== RECORDS FOR THIS TASK ==
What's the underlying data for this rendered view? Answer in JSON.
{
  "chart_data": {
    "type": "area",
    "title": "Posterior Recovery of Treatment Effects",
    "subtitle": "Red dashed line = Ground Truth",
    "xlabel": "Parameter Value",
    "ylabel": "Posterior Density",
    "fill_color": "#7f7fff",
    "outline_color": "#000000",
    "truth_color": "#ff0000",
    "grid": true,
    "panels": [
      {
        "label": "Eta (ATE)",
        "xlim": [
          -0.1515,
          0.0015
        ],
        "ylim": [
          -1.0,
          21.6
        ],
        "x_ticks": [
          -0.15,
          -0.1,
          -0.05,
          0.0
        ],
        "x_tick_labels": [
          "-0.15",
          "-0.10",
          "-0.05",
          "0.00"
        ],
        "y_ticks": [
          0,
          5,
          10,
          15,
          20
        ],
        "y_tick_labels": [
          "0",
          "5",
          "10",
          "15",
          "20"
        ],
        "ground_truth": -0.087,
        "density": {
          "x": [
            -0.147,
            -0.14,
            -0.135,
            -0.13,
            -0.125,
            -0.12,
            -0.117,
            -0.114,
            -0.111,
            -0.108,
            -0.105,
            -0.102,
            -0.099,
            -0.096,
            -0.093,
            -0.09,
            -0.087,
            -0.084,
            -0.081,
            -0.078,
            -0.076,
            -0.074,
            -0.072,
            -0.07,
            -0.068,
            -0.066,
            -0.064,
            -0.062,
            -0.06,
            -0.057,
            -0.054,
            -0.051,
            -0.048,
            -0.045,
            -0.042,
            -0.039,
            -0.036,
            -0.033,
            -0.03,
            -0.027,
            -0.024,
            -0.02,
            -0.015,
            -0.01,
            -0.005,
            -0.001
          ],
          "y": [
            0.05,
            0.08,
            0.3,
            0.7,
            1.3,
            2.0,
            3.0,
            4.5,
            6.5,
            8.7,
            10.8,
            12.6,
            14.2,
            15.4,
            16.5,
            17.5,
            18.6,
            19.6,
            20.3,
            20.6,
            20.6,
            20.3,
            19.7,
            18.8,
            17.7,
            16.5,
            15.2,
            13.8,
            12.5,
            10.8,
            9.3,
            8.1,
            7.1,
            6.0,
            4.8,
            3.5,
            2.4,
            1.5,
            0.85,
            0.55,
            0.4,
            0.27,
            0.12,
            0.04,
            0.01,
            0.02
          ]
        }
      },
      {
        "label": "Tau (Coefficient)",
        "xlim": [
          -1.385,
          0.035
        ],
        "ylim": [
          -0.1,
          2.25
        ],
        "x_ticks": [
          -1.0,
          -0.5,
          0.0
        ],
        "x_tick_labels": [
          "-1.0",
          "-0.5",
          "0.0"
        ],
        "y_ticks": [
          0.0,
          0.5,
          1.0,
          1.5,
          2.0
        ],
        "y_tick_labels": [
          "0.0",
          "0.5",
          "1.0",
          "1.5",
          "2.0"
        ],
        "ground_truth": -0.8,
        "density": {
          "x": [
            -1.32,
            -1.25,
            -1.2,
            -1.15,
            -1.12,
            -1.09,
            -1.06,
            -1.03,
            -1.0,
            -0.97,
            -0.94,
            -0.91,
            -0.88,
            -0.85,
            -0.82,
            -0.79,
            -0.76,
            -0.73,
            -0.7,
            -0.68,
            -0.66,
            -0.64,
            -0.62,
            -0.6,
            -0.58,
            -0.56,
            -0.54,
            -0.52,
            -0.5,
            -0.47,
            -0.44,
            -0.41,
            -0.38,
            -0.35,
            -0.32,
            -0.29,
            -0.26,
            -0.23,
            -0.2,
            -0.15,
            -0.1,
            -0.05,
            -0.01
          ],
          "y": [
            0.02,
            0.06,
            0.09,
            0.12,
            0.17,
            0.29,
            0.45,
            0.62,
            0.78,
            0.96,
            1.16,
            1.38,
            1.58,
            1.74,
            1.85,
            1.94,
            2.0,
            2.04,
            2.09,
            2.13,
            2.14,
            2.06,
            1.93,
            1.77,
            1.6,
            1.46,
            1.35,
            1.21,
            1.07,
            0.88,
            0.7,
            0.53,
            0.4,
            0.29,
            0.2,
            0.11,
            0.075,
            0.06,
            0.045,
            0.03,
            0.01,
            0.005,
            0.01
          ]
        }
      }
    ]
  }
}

== WHAT YOU SHOULD DO ==
Extract the full set of entries word for word.

== WORKED ANSWER ==
What's the underlying data for this rendered view? Answer in JSON.
{
  "chart_data": {
    "type": "area",
    "title": "Posterior Recovery of Treatment Effects",
    "subtitle": "Red dashed line = Ground Truth",
    "xlabel": "Parameter Value",
    "ylabel": "Posterior Density",
    "fill_color": "#7f7fff",
    "outline_color": "#000000",
    "truth_color": "#ff0000",
    "grid": true,
    "panels": [
      {
        "label": "Eta (ATE)",
        "xlim": [
          -0.1515,
          0.0015
        ],
        "ylim": [
          -1.0,
          21.6
        ],
        "x_ticks": [
          -0.15,
          -0.1,
          -0.05,
          0.0
        ],
        "x_tick_labels": [
          "-0.15",
          "-0.10",
          "-0.05",
          "0.00"
        ],
        "y_ticks": [
          0,
          5,
          10,
          15,
          20
        ],
        "y_tick_labels": [
          "0",
          "5",
          "10",
          "15",
          "20"
        ],
        "ground_truth": -0.087,
        "density": {
          "x": [
            -0.147,
            -0.14,
            -0.135,
            -0.13,
            -0.125,
            -0.12,
            -0.117,
            -0.114,
            -0.111,
            -0.108,
            -0.105,
            -0.102,
            -0.099,
            -0.096,
            -0.093,
            -0.09,
            -0.087,
            -0.084,
            -0.081,
            -0.078,
            -0.076,
            -0.074,
            -0.072,
            -0.07,
            -0.068,
            -0.066,
            -0.064,
            -0.062,
            -0.06,
            -0.057,
            -0.054,
            -0.051,
            -0.048,
            -0.045,
            -0.042,
            -0.039,
            -0.036,
            -0.033,
            -0.03,
            -0.027,
            -0.024,
            -0.02,
            -0.015,
            -0.01,
            -0.005,
            -0.001
          ],
          "y": [
            0.05,
            0.08,
            0.3,
            0.7,
            1.3,
            2.0,
            3.0,
            4.5,
            6.5,
            8.7,
            10.8,
            12.6,
            14.2,
            15.4,
            16.5,
            17.5,
            18.6,
            19.6,
            20.3,
            20.6,
            20.6,
            20.3,
            19.7,
            18.8,
            17.7,
            16.5,
            15.2,
            13.8,
            12.5,
            10.8,
            9.3,
            8.1,
            7.1,
            6.0,
            4.8,
            3.5,
            2.4,
            1.5,
            0.85,
            0.55,
            0.4,
            0.27,
            0.12,
            0.04,
            0.01,
            0.02
          ]
        }
      },
      {
        "label": "Tau (Coefficient)",
        "xlim": [
          -1.385,
          0.035
        ],
        "ylim": [
          -0.1,
          2.25
        ],
        "x_ticks": [
          -1.0,
          -0.5,
          0.0
        ],
        "x_tick_labels": [
          "-1.0",
          "-0.5",
          "0.0"
        ],
        "y_ticks": [
          0.0,
          0.5,
          1.0,
          1.5,
          2.0
        ],
        "y_tick_labels": [
          "0.0",
          "0.5",
          "1.0",
          "1.5",
          "2.0"
        ],
        "ground_truth": -0.8,
        "density": {
          "x": [
            -1.32,
            -1.25,
            -1.2,
            -1.15,
            -1.12,
            -1.09,
            -1.06,
            -1.03,
            -1.0,
            -0.97,
            -0.94,
            -0.91,
            -0.88,
            -0.85,
            -0.82,
            -0.79,
            -0.76,
            -0.73,
            -0.7,
            -0.68,
            -0.66,
            -0.64,
            -0.62,
            -0.6,
            -0.58,
            -0.56,
            -0.54,
            -0.52,
            -0.5,
            -0.47,
            -0.44,
            -0.41,
            -0.38,
            -0.35,
            -0.32,
            -0.29,
            -0.26,
            -0.23,
            -0.2,
            -0.15,
            -0.1,
            -0.05,
            -0.01
          ],
          "y": [
            0.02,
            0.06,
            0.09,
            0.12,
            0.17,
            0.29,
            0.45,
            0.62,
            0.78,
            0.96,
            1.16,
            1.38,
            1.58,
            1.74,
            1.85,
            1.94,
            2.0,
            2.04,
            2.09,
            2.13,
            2.14,
            2.06,
            1.93,
            1.77,
            1.6,
            1.46,
            1.35,
            1.21,
            1.07,
            0.88,
            0.7,
            0.53,
            0.4,
            0.29,
            0.2,
            0.11,
            0.075,
            0.06,
            0.045,
            0.03,
            0.01,
            0.005,
            0.01
          ]
        }
      }
    ]
  }
}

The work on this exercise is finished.